- Given exercise
Pull each line containing "Item" out of the data and copy it.

- Exercise inputs
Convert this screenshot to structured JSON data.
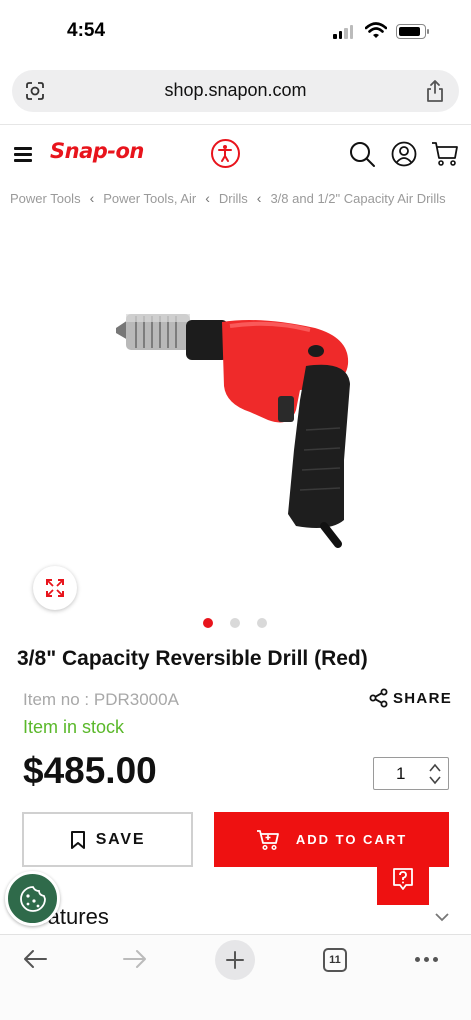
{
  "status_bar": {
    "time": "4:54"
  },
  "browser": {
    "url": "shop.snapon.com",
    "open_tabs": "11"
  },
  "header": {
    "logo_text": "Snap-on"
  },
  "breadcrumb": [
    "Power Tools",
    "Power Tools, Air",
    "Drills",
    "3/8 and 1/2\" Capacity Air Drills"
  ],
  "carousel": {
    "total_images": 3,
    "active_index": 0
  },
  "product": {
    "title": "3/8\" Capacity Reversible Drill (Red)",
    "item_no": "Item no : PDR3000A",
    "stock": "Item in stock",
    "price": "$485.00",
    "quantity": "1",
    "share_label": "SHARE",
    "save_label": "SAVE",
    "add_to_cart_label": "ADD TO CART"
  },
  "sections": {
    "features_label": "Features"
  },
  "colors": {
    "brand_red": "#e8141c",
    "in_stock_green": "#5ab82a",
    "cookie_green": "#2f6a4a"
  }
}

- Task result
    "item_no": "Item no : PDR3000A",
    "stock": "Item in stock",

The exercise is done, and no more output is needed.